(Collected data entries)
-- -- --
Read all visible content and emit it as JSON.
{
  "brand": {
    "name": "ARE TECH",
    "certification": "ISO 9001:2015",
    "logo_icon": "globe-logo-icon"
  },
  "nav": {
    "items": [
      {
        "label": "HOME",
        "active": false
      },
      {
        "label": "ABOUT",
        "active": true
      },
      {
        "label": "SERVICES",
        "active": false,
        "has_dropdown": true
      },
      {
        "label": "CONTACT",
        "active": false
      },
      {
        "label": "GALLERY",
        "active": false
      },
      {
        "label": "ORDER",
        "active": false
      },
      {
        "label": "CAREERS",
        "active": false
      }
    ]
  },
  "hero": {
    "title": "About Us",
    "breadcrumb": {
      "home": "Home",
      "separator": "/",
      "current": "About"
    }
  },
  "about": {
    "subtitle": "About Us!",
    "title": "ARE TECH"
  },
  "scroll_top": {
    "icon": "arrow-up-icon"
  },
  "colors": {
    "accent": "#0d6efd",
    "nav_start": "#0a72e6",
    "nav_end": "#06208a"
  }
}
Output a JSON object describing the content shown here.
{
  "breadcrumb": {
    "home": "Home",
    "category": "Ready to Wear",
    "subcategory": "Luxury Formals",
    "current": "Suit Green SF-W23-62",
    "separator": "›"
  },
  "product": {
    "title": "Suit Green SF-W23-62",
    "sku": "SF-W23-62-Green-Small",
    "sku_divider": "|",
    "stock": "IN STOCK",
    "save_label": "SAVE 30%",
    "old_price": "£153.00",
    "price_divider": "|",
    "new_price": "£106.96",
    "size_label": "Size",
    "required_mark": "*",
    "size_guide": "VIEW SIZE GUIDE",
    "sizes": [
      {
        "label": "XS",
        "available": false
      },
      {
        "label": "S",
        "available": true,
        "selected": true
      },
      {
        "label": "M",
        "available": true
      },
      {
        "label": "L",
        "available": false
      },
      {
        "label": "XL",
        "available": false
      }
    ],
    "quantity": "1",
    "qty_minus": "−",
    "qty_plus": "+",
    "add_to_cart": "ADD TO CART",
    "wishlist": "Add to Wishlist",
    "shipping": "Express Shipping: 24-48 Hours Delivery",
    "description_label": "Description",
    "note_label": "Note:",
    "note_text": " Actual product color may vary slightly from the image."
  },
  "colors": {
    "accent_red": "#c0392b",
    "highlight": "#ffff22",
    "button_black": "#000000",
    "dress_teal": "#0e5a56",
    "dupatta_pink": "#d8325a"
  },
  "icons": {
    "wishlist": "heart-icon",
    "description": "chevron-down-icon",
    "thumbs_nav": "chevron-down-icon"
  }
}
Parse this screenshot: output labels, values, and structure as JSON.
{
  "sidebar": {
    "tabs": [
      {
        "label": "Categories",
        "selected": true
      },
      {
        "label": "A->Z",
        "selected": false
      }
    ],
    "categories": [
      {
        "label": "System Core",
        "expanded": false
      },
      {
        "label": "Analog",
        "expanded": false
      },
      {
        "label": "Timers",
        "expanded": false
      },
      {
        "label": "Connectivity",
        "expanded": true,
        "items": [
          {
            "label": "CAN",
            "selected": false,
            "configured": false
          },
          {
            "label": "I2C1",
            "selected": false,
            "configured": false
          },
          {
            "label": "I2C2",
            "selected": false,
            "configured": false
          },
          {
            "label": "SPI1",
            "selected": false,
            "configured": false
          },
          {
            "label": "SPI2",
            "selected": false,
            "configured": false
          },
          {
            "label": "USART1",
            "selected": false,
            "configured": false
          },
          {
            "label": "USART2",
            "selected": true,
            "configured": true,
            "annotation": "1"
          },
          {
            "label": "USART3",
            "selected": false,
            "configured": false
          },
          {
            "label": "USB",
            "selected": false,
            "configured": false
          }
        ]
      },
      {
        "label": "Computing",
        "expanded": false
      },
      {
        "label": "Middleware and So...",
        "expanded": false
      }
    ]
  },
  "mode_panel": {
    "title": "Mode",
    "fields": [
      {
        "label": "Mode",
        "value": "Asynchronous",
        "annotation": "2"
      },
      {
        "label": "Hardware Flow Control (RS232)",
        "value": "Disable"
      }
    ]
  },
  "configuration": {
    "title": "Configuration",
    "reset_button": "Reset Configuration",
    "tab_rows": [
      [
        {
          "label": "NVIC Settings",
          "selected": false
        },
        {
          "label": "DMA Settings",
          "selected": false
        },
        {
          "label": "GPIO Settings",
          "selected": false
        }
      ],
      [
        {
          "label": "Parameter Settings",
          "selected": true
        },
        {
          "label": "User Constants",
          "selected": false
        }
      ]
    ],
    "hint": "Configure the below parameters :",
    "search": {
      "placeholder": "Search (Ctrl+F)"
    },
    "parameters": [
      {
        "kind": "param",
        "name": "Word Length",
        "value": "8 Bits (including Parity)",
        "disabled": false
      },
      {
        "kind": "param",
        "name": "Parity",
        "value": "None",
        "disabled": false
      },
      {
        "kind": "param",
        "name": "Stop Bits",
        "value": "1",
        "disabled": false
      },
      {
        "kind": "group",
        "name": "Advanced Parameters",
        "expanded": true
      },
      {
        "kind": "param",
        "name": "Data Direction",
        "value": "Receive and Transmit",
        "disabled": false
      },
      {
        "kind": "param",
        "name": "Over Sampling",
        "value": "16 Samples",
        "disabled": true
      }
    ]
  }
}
-- -- --
**What is required:**
Repeat every entry exactly as written above.

**Exercise solution:**
Read all visible content and emit it as JSON.
{
  "brand": {
    "name": "ARE TECH",
    "certification": "ISO 9001:2015",
    "logo_icon": "globe-logo-icon"
  },
  "nav": {
    "items": [
      {
        "label": "HOME",
        "active": false
      },
      {
        "label": "ABOUT",
        "active": true
      },
      {
        "label": "SERVICES",
        "active": false,
        "has_dropdown": true
      },
      {
        "label": "CONTACT",
        "active": false
      },
      {
        "label": "GALLERY",
        "active": false
      },
      {
        "label": "ORDER",
        "active": false
      },
      {
        "label": "CAREERS",
        "active": false
      }
    ]
  },
  "hero": {
    "title": "About Us",
    "breadcrumb": {
      "home": "Home",
      "separator": "/",
      "current": "About"
    }
  },
  "about": {
    "subtitle": "About Us!",
    "title": "ARE TECH"
  },
  "scroll_top": {
    "icon": "arrow-up-icon"
  },
  "colors": {
    "accent": "#0d6efd",
    "nav_start": "#0a72e6",
    "nav_end": "#06208a"
  }
}
Output a JSON object describing the content shown here.
{
  "breadcrumb": {
    "home": "Home",
    "category": "Ready to Wear",
    "subcategory": "Luxury Formals",
    "current": "Suit Green SF-W23-62",
    "separator": "›"
  },
  "product": {
    "title": "Suit Green SF-W23-62",
    "sku": "SF-W23-62-Green-Small",
    "sku_divider": "|",
    "stock": "IN STOCK",
    "save_label": "SAVE 30%",
    "old_price": "£153.00",
    "price_divider": "|",
    "new_price": "£106.96",
    "size_label": "Size",
    "required_mark": "*",
    "size_guide": "VIEW SIZE GUIDE",
    "sizes": [
      {
        "label": "XS",
        "available": false
      },
      {
        "label": "S",
        "available": true,
        "selected": true
      },
      {
        "label": "M",
        "available": true
      },
      {
        "label": "L",
        "available": false
      },
      {
        "label": "XL",
        "available": false
      }
    ],
    "quantity": "1",
    "qty_minus": "−",
    "qty_plus": "+",
    "add_to_cart": "ADD TO CART",
    "wishlist": "Add to Wishlist",
    "shipping": "Express Shipping: 24-48 Hours Delivery",
    "description_label": "Description",
    "note_label": "Note:",
    "note_text": " Actual product color may vary slightly from the image."
  },
  "colors": {
    "accent_red": "#c0392b",
    "highlight": "#ffff22",
    "button_black": "#000000",
    "dress_teal": "#0e5a56",
    "dupatta_pink": "#d8325a"
  },
  "icons": {
    "wishlist": "heart-icon",
    "description": "chevron-down-icon",
    "thumbs_nav": "chevron-down-icon"
  }
}
Parse this screenshot: output labels, values, and structure as JSON.
{
  "sidebar": {
    "tabs": [
      {
        "label": "Categories",
        "selected": true
      },
      {
        "label": "A->Z",
        "selected": false
      }
    ],
    "categories": [
      {
        "label": "System Core",
        "expanded": false
      },
      {
        "label": "Analog",
        "expanded": false
      },
      {
        "label": "Timers",
        "expanded": false
      },
      {
        "label": "Connectivity",
        "expanded": true,
        "items": [
          {
            "label": "CAN",
            "selected": false,
            "configured": false
          },
          {
            "label": "I2C1",
            "selected": false,
            "configured": false
          },
          {
            "label": "I2C2",
            "selected": false,
            "configured": false
          },
          {
            "label": "SPI1",
            "selected": false,
            "configured": false
          },
          {
            "label": "SPI2",
            "selected": false,
            "configured": false
          },
          {
            "label": "USART1",
            "selected": false,
            "configured": false
          },
          {
            "label": "USART2",
            "selected": true,
            "configured": true,
            "annotation": "1"
          },
          {
            "label": "USART3",
            "selected": false,
            "configured": false
          },
          {
            "label": "USB",
            "selected": false,
            "configured": false
          }
        ]
      },
      {
        "label": "Computing",
        "expanded": false
      },
      {
        "label": "Middleware and So...",
        "expanded": false
      }
    ]
  },
  "mode_panel": {
    "title": "Mode",
    "fields": [
      {
        "label": "Mode",
        "value": "Asynchronous",
        "annotation": "2"
      },
      {
        "label": "Hardware Flow Control (RS232)",
        "value": "Disable"
      }
    ]
  },
  "configuration": {
    "title": "Configuration",
    "reset_button": "Reset Configuration",
    "tab_rows": [
      [
        {
          "label": "NVIC Settings",
          "selected": false
        },
        {
          "label": "DMA Settings",
          "selected": false
        },
        {
          "label": "GPIO Settings",
          "selected": false
        }
      ],
      [
        {
          "label": "Parameter Settings",
          "selected": true
        },
        {
          "label": "User Constants",
          "selected": false
        }
      ]
    ],
    "hint": "Configure the below parameters :",
    "search": {
      "placeholder": "Search (Ctrl+F)"
    },
    "parameters": [
      {
        "kind": "param",
        "name": "Word Length",
        "value": "8 Bits (including Parity)",
        "disabled": false
      },
      {
        "kind": "param",
        "name": "Parity",
        "value": "None",
        "disabled": false
      },
      {
        "kind": "param",
        "name": "Stop Bits",
        "value": "1",
        "disabled": false
      },
      {
        "kind": "group",
        "name": "Advanced Parameters",
        "expanded": true
      },
      {
        "kind": "param",
        "name": "Data Direction",
        "value": "Receive and Transmit",
        "disabled": false
      },
      {
        "kind": "param",
        "name": "Over Sampling",
        "value": "16 Samples",
        "disabled": true
      }
    ]
  }
}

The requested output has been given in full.